▶ **Provided data**
'''

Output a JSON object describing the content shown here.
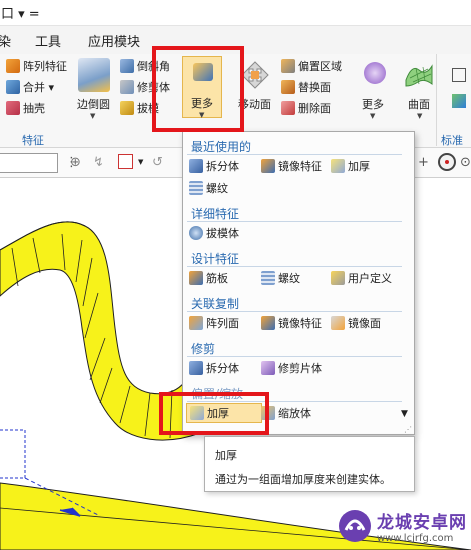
{
  "titlebar": {
    "text": "口 ▾ ="
  },
  "menubar": {
    "items": [
      "染",
      "工具",
      "应用模块"
    ]
  },
  "ribbon": {
    "feature_group_items": [
      "阵列特征",
      "合并 ▾",
      "抽壳"
    ],
    "edge_blend_label": "边倒圆",
    "draft_items": [
      "倒斜角",
      "修剪体",
      "拔模"
    ],
    "more_label": "更多",
    "move_face_label": "移动面",
    "sync_items": [
      "偏置区域",
      "替换面",
      "删除面"
    ],
    "more_label_2": "更多",
    "surface_label": "曲面",
    "group_feature": "特征",
    "group_right": "标准化"
  },
  "dropdown": {
    "sections": {
      "recent": "最近使用的",
      "detail": "详细特征",
      "design": "设计特征",
      "assoc": "关联复制",
      "trim": "修剪",
      "offset": "偏置/缩放"
    },
    "items": {
      "split_body": "拆分体",
      "mirror_feature": "镜像特征",
      "thicken": "加厚",
      "thread": "螺纹",
      "draft_body": "拔模体",
      "rib": "筋板",
      "thread2": "螺纹",
      "user_defined": "用户定义",
      "pattern_face": "阵列面",
      "mirror_feature2": "镜像特征",
      "mirror_face": "镜像面",
      "split_body2": "拆分体",
      "trim_sheet": "修剪片体",
      "thicken2": "加厚",
      "scale_body": "缩放体"
    }
  },
  "tooltip": {
    "title": "加厚",
    "description": "通过为一组面增加厚度来创建实体。"
  },
  "watermark": {
    "text": "龙城安卓网",
    "url": "www.lcjrfg.com"
  },
  "colors": {
    "accent": "#2a6ab0",
    "highlight": "#e4161b",
    "model_fill": "#f7f21a",
    "hover": "#fce4a8"
  }
}
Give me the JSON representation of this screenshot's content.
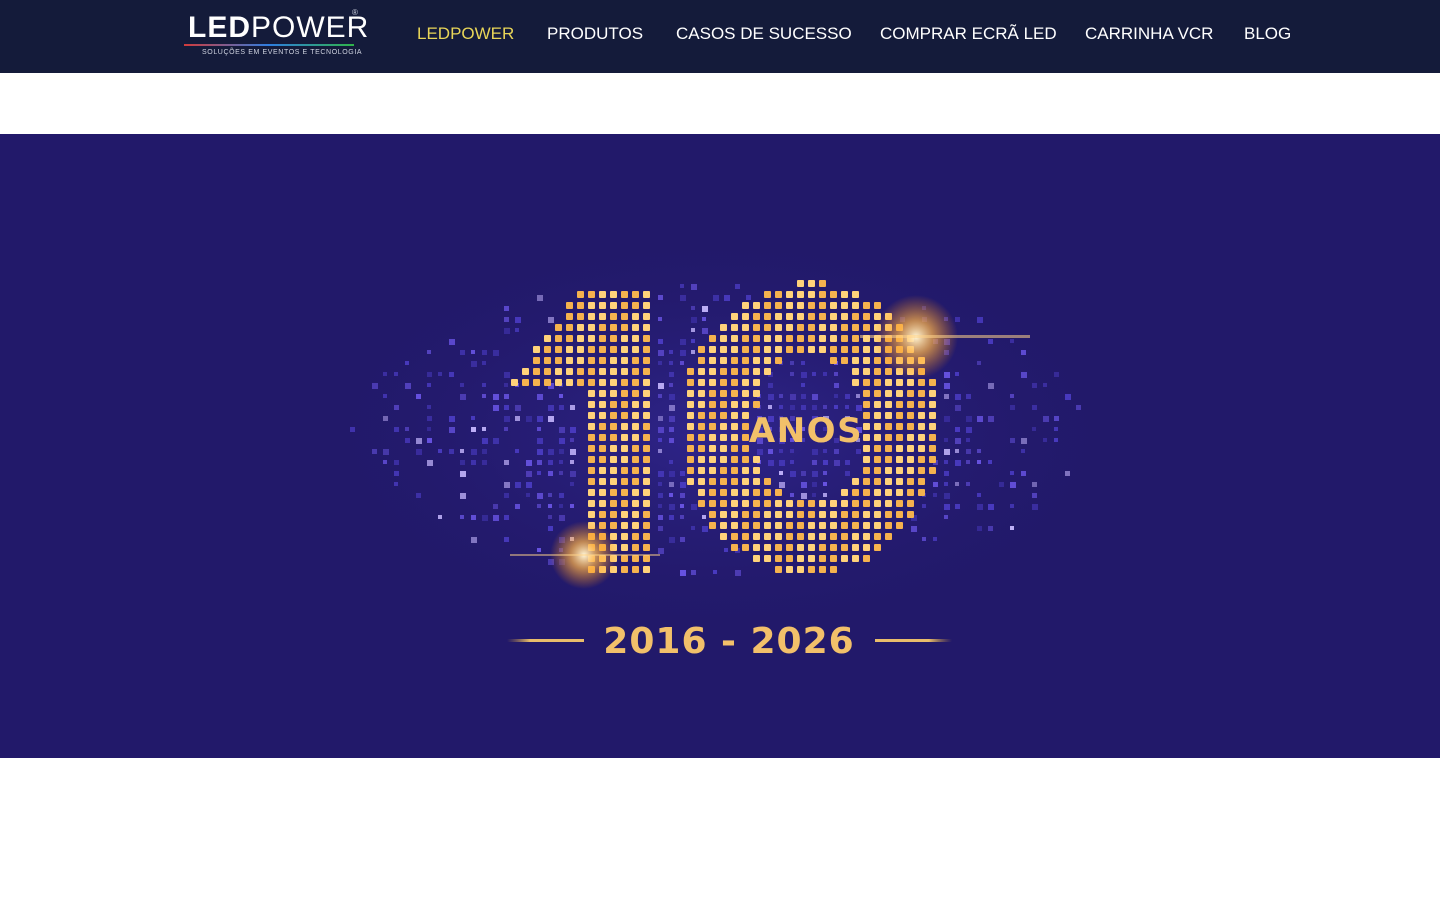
{
  "header": {
    "logo": {
      "wordmark_led": "LED",
      "wordmark_power": "POWER",
      "registered": "®",
      "tagline": "SOLUÇÕES EM EVENTOS E TECNOLOGIA"
    },
    "nav": [
      {
        "label": "LEDPOWER",
        "active": true
      },
      {
        "label": "PRODUTOS",
        "active": false
      },
      {
        "label": "CASOS DE SUCESSO",
        "active": false
      },
      {
        "label": "COMPRAR ECRÃ LED",
        "active": false
      },
      {
        "label": "CARRINHA VCR",
        "active": false
      },
      {
        "label": "BLOG",
        "active": false
      }
    ]
  },
  "hero": {
    "number": "10",
    "word": "ANOS",
    "years": "2016 - 2026"
  },
  "colors": {
    "header_bg": "#141b3a",
    "nav_active": "#e8d558",
    "hero_bg": "#22196a",
    "gold": "#f2c06a"
  }
}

'''

The records above need to be given again exactly. Omit the pictures.

▶ **Full response**
Output a JSON object describing the content shown here.
{
  "titlebar": {
    "text": "口 ▾ ="
  },
  "menubar": {
    "items": [
      "染",
      "工具",
      "应用模块"
    ]
  },
  "ribbon": {
    "feature_group_items": [
      "阵列特征",
      "合并 ▾",
      "抽壳"
    ],
    "edge_blend_label": "边倒圆",
    "draft_items": [
      "倒斜角",
      "修剪体",
      "拔模"
    ],
    "more_label": "更多",
    "move_face_label": "移动面",
    "sync_items": [
      "偏置区域",
      "替换面",
      "删除面"
    ],
    "more_label_2": "更多",
    "surface_label": "曲面",
    "group_feature": "特征",
    "group_right": "标准化"
  },
  "dropdown": {
    "sections": {
      "recent": "最近使用的",
      "detail": "详细特征",
      "design": "设计特征",
      "assoc": "关联复制",
      "trim": "修剪",
      "offset": "偏置/缩放"
    },
    "items": {
      "split_body": "拆分体",
      "mirror_feature": "镜像特征",
      "thicken": "加厚",
      "thread": "螺纹",
      "draft_body": "拔模体",
      "rib": "筋板",
      "thread2": "螺纹",
      "user_defined": "用户定义",
      "pattern_face": "阵列面",
      "mirror_feature2": "镜像特征",
      "mirror_face": "镜像面",
      "split_body2": "拆分体",
      "trim_sheet": "修剪片体",
      "thicken2": "加厚",
      "scale_body": "缩放体"
    }
  },
  "tooltip": {
    "title": "加厚",
    "description": "通过为一组面增加厚度来创建实体。"
  },
  "watermark": {
    "text": "龙城安卓网",
    "url": "www.lcjrfg.com"
  },
  "colors": {
    "accent": "#2a6ab0",
    "highlight": "#e4161b",
    "model_fill": "#f7f21a",
    "hover": "#fce4a8"
  }
}
Give me the JSON representation of this screenshot's content.
{
  "header": {
    "logo": {
      "wordmark_led": "LED",
      "wordmark_power": "POWER",
      "registered": "®",
      "tagline": "SOLUÇÕES EM EVENTOS E TECNOLOGIA"
    },
    "nav": [
      {
        "label": "LEDPOWER",
        "active": true
      },
      {
        "label": "PRODUTOS",
        "active": false
      },
      {
        "label": "CASOS DE SUCESSO",
        "active": false
      },
      {
        "label": "COMPRAR ECRÃ LED",
        "active": false
      },
      {
        "label": "CARRINHA VCR",
        "active": false
      },
      {
        "label": "BLOG",
        "active": false
      }
    ]
  },
  "hero": {
    "number": "10",
    "word": "ANOS",
    "years": "2016 - 2026"
  },
  "colors": {
    "header_bg": "#141b3a",
    "nav_active": "#e8d558",
    "hero_bg": "#22196a",
    "gold": "#f2c06a"
  }
}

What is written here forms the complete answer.